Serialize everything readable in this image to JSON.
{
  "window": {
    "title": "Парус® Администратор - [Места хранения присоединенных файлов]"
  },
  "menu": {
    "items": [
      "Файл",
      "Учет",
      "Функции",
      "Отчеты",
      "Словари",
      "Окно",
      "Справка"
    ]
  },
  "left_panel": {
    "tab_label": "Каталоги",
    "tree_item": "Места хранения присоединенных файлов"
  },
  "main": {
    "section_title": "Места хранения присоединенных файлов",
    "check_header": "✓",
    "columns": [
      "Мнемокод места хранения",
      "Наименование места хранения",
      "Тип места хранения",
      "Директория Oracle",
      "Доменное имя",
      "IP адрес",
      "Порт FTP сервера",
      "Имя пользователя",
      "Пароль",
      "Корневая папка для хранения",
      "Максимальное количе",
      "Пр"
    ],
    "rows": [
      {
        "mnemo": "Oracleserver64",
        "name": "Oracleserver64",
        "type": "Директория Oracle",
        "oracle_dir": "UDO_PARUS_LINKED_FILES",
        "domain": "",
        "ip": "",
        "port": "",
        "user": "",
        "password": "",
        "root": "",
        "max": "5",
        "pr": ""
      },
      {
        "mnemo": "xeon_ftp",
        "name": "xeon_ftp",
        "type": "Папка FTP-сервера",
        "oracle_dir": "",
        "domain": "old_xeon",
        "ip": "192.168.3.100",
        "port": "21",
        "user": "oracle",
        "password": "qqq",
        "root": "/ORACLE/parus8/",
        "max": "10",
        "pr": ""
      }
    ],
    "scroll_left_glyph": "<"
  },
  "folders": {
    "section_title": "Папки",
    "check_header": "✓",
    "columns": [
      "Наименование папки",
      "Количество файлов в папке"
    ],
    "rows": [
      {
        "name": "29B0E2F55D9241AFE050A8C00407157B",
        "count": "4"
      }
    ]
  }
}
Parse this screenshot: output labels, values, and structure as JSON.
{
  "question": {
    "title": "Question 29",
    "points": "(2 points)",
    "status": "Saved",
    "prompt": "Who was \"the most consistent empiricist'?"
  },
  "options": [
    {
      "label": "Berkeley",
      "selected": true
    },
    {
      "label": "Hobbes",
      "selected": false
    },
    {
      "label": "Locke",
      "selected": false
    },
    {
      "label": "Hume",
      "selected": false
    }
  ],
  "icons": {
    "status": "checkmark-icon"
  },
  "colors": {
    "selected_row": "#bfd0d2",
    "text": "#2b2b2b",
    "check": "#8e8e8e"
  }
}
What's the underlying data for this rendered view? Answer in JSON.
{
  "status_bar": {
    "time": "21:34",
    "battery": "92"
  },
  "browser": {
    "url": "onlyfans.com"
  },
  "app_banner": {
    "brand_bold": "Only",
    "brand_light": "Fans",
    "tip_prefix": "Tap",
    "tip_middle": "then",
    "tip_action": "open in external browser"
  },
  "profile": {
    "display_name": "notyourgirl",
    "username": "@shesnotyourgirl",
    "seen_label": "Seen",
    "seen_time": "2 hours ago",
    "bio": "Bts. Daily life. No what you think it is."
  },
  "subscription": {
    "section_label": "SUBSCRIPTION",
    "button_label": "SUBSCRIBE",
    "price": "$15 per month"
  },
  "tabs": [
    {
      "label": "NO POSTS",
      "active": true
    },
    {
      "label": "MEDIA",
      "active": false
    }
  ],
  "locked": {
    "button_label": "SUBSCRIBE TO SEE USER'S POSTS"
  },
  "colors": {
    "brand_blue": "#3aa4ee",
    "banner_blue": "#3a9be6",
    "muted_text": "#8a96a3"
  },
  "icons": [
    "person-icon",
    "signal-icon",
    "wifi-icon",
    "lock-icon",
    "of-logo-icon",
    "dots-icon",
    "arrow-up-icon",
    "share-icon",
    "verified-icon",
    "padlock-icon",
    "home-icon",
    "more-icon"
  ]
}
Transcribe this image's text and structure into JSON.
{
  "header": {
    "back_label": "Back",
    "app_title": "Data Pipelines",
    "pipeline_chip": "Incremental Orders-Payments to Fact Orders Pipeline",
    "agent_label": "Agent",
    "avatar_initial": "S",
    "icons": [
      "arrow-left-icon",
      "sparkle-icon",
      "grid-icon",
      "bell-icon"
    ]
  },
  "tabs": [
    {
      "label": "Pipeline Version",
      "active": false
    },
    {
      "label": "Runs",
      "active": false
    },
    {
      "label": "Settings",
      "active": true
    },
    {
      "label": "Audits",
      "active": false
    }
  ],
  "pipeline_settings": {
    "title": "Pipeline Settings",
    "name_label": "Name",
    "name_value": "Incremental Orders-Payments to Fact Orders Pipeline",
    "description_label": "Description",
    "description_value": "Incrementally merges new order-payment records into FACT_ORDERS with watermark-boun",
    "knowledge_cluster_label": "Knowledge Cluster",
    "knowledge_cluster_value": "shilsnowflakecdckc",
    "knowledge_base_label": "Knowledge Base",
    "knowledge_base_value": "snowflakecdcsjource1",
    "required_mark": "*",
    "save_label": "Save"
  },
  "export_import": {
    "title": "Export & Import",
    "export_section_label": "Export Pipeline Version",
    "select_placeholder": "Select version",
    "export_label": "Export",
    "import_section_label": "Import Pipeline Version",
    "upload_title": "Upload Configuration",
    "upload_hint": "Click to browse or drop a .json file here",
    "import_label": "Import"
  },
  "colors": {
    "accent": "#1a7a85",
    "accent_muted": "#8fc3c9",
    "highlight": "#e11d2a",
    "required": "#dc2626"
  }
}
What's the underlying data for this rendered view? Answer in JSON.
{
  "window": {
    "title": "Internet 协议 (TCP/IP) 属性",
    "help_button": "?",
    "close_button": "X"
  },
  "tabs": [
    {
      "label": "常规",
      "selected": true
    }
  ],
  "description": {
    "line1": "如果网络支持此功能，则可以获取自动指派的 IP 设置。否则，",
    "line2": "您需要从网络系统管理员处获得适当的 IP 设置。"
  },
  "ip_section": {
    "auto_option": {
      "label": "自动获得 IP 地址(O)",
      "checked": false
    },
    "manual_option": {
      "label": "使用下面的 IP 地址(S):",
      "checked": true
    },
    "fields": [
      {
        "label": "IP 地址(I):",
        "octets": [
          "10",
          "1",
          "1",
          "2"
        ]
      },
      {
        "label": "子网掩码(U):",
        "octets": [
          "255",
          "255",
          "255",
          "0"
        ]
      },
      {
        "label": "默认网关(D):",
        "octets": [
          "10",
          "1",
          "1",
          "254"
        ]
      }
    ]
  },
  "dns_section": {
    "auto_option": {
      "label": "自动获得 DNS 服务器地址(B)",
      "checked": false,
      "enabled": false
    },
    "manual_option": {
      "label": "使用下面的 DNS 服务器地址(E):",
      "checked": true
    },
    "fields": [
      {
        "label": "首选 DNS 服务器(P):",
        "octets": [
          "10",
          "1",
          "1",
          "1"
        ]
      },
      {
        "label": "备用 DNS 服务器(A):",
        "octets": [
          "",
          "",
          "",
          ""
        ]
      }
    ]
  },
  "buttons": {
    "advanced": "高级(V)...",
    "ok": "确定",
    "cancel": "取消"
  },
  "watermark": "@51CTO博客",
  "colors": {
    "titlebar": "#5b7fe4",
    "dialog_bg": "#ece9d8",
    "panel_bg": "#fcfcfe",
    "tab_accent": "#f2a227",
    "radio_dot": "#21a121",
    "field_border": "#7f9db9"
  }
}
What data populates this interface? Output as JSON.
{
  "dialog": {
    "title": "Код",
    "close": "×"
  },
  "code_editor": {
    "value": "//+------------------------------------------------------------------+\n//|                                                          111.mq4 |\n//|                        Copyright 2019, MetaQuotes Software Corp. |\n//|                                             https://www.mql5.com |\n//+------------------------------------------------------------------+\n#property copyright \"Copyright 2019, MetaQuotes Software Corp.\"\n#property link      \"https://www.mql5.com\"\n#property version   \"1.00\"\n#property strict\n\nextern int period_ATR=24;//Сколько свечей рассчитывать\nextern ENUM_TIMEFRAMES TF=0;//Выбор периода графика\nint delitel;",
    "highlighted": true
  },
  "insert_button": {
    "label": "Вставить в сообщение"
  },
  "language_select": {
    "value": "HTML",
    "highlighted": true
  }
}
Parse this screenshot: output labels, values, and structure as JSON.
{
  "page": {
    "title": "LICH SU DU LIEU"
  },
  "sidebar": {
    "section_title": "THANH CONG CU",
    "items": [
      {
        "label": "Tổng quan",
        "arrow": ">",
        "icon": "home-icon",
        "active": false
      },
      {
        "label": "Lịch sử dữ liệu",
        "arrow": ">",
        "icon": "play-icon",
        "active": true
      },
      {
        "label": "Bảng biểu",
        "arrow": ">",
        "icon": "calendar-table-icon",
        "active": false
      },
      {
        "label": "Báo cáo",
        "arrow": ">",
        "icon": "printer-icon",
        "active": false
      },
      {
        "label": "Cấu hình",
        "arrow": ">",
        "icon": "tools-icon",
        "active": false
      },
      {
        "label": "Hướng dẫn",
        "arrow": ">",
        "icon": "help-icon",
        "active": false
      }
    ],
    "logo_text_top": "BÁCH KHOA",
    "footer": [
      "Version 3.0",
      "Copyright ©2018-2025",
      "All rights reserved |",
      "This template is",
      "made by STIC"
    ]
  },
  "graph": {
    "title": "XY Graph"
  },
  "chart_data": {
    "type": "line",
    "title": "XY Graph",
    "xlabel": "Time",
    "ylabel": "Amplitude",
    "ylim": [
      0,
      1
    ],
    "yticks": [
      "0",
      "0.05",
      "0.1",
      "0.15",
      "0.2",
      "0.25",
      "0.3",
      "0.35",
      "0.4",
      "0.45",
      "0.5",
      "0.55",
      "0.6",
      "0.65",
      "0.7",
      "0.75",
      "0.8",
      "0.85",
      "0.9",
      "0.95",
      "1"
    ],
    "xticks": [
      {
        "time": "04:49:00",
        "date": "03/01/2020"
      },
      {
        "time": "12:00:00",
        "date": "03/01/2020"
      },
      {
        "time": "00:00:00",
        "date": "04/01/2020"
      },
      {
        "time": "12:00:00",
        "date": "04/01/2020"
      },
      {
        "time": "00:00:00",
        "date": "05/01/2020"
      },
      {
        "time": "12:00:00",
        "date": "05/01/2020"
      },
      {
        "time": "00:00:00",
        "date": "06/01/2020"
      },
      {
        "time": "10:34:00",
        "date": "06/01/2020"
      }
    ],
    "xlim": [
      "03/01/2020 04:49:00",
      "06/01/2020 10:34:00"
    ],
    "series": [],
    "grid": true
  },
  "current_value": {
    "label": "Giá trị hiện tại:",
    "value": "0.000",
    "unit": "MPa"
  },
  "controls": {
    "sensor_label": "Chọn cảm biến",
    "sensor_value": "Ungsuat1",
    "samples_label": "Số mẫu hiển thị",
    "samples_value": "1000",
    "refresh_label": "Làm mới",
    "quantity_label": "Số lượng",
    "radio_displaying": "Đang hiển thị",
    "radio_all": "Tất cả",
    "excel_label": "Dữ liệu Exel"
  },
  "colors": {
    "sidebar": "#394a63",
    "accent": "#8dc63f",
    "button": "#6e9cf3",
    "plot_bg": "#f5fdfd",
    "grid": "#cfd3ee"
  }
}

● ● ● ● ●

WHAT NEEDS TO BE DONE: From the listing above, pick out every line containing "image".

RESULT:
Serialize everything readable in this image to JSON.
Transcribe this image's text and structure into JSON.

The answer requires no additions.